[START SUPPLIED DATA]

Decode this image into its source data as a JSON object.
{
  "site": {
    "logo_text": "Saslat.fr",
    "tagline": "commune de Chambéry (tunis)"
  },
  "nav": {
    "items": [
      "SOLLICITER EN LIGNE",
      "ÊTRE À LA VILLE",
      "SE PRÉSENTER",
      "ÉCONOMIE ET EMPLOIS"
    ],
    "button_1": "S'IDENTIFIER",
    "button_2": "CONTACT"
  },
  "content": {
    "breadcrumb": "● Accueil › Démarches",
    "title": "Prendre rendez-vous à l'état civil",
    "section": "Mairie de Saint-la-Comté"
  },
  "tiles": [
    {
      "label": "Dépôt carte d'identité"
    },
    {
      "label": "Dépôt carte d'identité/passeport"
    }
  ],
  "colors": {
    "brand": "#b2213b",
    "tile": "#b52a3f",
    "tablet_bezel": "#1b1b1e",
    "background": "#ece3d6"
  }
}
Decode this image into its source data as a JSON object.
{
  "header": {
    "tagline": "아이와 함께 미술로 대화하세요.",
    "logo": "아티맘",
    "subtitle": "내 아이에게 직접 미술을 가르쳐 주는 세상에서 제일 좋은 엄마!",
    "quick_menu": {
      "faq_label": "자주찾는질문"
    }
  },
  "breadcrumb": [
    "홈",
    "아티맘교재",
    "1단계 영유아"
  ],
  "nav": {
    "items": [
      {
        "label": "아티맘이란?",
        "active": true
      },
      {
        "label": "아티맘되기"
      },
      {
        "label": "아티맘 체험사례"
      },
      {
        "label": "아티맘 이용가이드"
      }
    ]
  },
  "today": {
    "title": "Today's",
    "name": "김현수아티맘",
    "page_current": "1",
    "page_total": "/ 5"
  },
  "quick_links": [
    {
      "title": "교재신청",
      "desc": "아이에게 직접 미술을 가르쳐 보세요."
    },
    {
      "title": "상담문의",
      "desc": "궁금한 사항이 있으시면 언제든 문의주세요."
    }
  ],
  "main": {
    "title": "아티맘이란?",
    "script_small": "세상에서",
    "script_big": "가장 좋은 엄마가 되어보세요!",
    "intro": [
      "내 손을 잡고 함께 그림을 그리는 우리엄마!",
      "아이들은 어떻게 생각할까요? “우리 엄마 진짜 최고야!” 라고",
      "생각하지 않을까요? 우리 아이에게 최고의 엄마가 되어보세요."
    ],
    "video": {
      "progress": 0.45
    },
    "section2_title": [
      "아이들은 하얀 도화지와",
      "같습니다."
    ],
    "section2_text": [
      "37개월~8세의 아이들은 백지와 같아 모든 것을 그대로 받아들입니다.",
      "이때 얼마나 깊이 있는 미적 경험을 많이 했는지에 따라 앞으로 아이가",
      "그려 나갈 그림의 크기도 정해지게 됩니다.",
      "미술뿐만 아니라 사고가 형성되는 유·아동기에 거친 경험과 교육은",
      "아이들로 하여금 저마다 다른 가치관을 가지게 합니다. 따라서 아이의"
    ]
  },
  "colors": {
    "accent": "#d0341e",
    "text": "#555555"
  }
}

[END SUPPLIED DATA]

:: TASK DIRECTIONS ::
Exactly reproduce every line of the data above.

:: ANSWER BELOW ::
Decode this image into its source data as a JSON object.
{
  "site": {
    "logo_text": "Saslat.fr",
    "tagline": "commune de Chambéry (tunis)"
  },
  "nav": {
    "items": [
      "SOLLICITER EN LIGNE",
      "ÊTRE À LA VILLE",
      "SE PRÉSENTER",
      "ÉCONOMIE ET EMPLOIS"
    ],
    "button_1": "S'IDENTIFIER",
    "button_2": "CONTACT"
  },
  "content": {
    "breadcrumb": "● Accueil › Démarches",
    "title": "Prendre rendez-vous à l'état civil",
    "section": "Mairie de Saint-la-Comté"
  },
  "tiles": [
    {
      "label": "Dépôt carte d'identité"
    },
    {
      "label": "Dépôt carte d'identité/passeport"
    }
  ],
  "colors": {
    "brand": "#b2213b",
    "tile": "#b52a3f",
    "tablet_bezel": "#1b1b1e",
    "background": "#ece3d6"
  }
}
Decode this image into its source data as a JSON object.
{
  "header": {
    "tagline": "아이와 함께 미술로 대화하세요.",
    "logo": "아티맘",
    "subtitle": "내 아이에게 직접 미술을 가르쳐 주는 세상에서 제일 좋은 엄마!",
    "quick_menu": {
      "faq_label": "자주찾는질문"
    }
  },
  "breadcrumb": [
    "홈",
    "아티맘교재",
    "1단계 영유아"
  ],
  "nav": {
    "items": [
      {
        "label": "아티맘이란?",
        "active": true
      },
      {
        "label": "아티맘되기"
      },
      {
        "label": "아티맘 체험사례"
      },
      {
        "label": "아티맘 이용가이드"
      }
    ]
  },
  "today": {
    "title": "Today's",
    "name": "김현수아티맘",
    "page_current": "1",
    "page_total": "/ 5"
  },
  "quick_links": [
    {
      "title": "교재신청",
      "desc": "아이에게 직접 미술을 가르쳐 보세요."
    },
    {
      "title": "상담문의",
      "desc": "궁금한 사항이 있으시면 언제든 문의주세요."
    }
  ],
  "main": {
    "title": "아티맘이란?",
    "script_small": "세상에서",
    "script_big": "가장 좋은 엄마가 되어보세요!",
    "intro": [
      "내 손을 잡고 함께 그림을 그리는 우리엄마!",
      "아이들은 어떻게 생각할까요? “우리 엄마 진짜 최고야!” 라고",
      "생각하지 않을까요? 우리 아이에게 최고의 엄마가 되어보세요."
    ],
    "video": {
      "progress": 0.45
    },
    "section2_title": [
      "아이들은 하얀 도화지와",
      "같습니다."
    ],
    "section2_text": [
      "37개월~8세의 아이들은 백지와 같아 모든 것을 그대로 받아들입니다.",
      "이때 얼마나 깊이 있는 미적 경험을 많이 했는지에 따라 앞으로 아이가",
      "그려 나갈 그림의 크기도 정해지게 됩니다.",
      "미술뿐만 아니라 사고가 형성되는 유·아동기에 거친 경험과 교육은",
      "아이들로 하여금 저마다 다른 가치관을 가지게 합니다. 따라서 아이의"
    ]
  },
  "colors": {
    "accent": "#d0341e",
    "text": "#555555"
  }
}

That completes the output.